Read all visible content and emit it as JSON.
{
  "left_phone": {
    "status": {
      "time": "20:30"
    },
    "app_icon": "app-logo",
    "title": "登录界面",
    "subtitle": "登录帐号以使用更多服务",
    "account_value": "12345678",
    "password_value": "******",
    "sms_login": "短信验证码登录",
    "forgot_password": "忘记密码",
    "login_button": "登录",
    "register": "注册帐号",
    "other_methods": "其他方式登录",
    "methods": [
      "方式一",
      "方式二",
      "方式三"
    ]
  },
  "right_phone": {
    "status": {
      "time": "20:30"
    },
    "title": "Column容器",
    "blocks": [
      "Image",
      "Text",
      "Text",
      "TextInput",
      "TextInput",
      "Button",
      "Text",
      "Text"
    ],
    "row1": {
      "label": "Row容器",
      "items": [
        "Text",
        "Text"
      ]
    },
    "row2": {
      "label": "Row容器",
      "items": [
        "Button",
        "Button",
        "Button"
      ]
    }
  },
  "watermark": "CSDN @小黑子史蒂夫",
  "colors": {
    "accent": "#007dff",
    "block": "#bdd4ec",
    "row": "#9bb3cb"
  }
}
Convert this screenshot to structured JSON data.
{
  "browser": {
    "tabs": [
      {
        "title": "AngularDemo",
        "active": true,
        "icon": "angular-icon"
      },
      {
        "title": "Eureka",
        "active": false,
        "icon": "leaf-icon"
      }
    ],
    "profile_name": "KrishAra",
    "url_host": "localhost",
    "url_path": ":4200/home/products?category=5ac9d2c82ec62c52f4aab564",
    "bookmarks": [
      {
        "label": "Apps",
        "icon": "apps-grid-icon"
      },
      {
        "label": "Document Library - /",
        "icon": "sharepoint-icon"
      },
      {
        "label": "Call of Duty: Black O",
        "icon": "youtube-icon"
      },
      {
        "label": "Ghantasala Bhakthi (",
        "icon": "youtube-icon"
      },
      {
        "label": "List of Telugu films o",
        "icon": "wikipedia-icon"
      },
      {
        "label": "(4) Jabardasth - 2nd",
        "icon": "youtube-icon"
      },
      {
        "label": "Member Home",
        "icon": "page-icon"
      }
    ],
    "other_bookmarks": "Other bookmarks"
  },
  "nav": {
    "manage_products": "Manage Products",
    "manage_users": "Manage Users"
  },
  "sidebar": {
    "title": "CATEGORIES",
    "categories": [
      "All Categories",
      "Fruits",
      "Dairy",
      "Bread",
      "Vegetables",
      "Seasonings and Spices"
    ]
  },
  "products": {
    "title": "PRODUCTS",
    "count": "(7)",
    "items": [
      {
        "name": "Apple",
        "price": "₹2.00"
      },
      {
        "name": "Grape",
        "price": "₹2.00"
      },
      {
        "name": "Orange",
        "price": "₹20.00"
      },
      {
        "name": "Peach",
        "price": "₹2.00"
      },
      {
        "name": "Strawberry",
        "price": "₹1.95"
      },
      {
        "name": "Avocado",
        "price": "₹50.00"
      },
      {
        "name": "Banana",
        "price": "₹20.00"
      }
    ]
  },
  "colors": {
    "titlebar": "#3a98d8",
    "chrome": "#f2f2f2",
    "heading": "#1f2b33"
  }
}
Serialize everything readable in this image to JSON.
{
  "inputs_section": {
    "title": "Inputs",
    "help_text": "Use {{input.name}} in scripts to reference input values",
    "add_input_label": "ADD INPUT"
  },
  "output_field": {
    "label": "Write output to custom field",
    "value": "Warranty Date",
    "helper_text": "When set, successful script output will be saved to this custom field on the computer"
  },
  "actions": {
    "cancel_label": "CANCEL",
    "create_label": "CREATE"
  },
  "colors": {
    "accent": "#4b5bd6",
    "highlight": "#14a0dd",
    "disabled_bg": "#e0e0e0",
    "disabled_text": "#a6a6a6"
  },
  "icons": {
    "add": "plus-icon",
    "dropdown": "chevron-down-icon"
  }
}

+++

_TASK BRIEF_
Every line of the material must be returned exactly as it appears.

_SOLUTION FOR THIS TASK_
Read all visible content and emit it as JSON.
{
  "left_phone": {
    "status": {
      "time": "20:30"
    },
    "app_icon": "app-logo",
    "title": "登录界面",
    "subtitle": "登录帐号以使用更多服务",
    "account_value": "12345678",
    "password_value": "******",
    "sms_login": "短信验证码登录",
    "forgot_password": "忘记密码",
    "login_button": "登录",
    "register": "注册帐号",
    "other_methods": "其他方式登录",
    "methods": [
      "方式一",
      "方式二",
      "方式三"
    ]
  },
  "right_phone": {
    "status": {
      "time": "20:30"
    },
    "title": "Column容器",
    "blocks": [
      "Image",
      "Text",
      "Text",
      "TextInput",
      "TextInput",
      "Button",
      "Text",
      "Text"
    ],
    "row1": {
      "label": "Row容器",
      "items": [
        "Text",
        "Text"
      ]
    },
    "row2": {
      "label": "Row容器",
      "items": [
        "Button",
        "Button",
        "Button"
      ]
    }
  },
  "watermark": "CSDN @小黑子史蒂夫",
  "colors": {
    "accent": "#007dff",
    "block": "#bdd4ec",
    "row": "#9bb3cb"
  }
}
Convert this screenshot to structured JSON data.
{
  "browser": {
    "tabs": [
      {
        "title": "AngularDemo",
        "active": true,
        "icon": "angular-icon"
      },
      {
        "title": "Eureka",
        "active": false,
        "icon": "leaf-icon"
      }
    ],
    "profile_name": "KrishAra",
    "url_host": "localhost",
    "url_path": ":4200/home/products?category=5ac9d2c82ec62c52f4aab564",
    "bookmarks": [
      {
        "label": "Apps",
        "icon": "apps-grid-icon"
      },
      {
        "label": "Document Library - /",
        "icon": "sharepoint-icon"
      },
      {
        "label": "Call of Duty: Black O",
        "icon": "youtube-icon"
      },
      {
        "label": "Ghantasala Bhakthi (",
        "icon": "youtube-icon"
      },
      {
        "label": "List of Telugu films o",
        "icon": "wikipedia-icon"
      },
      {
        "label": "(4) Jabardasth - 2nd",
        "icon": "youtube-icon"
      },
      {
        "label": "Member Home",
        "icon": "page-icon"
      }
    ],
    "other_bookmarks": "Other bookmarks"
  },
  "nav": {
    "manage_products": "Manage Products",
    "manage_users": "Manage Users"
  },
  "sidebar": {
    "title": "CATEGORIES",
    "categories": [
      "All Categories",
      "Fruits",
      "Dairy",
      "Bread",
      "Vegetables",
      "Seasonings and Spices"
    ]
  },
  "products": {
    "title": "PRODUCTS",
    "count": "(7)",
    "items": [
      {
        "name": "Apple",
        "price": "₹2.00"
      },
      {
        "name": "Grape",
        "price": "₹2.00"
      },
      {
        "name": "Orange",
        "price": "₹20.00"
      },
      {
        "name": "Peach",
        "price": "₹2.00"
      },
      {
        "name": "Strawberry",
        "price": "₹1.95"
      },
      {
        "name": "Avocado",
        "price": "₹50.00"
      },
      {
        "name": "Banana",
        "price": "₹20.00"
      }
    ]
  },
  "colors": {
    "titlebar": "#3a98d8",
    "chrome": "#f2f2f2",
    "heading": "#1f2b33"
  }
}
Serialize everything readable in this image to JSON.
{
  "inputs_section": {
    "title": "Inputs",
    "help_text": "Use {{input.name}} in scripts to reference input values",
    "add_input_label": "ADD INPUT"
  },
  "output_field": {
    "label": "Write output to custom field",
    "value": "Warranty Date",
    "helper_text": "When set, successful script output will be saved to this custom field on the computer"
  },
  "actions": {
    "cancel_label": "CANCEL",
    "create_label": "CREATE"
  },
  "colors": {
    "accent": "#4b5bd6",
    "highlight": "#14a0dd",
    "disabled_bg": "#e0e0e0",
    "disabled_text": "#a6a6a6"
  },
  "icons": {
    "add": "plus-icon",
    "dropdown": "chevron-down-icon"
  }
}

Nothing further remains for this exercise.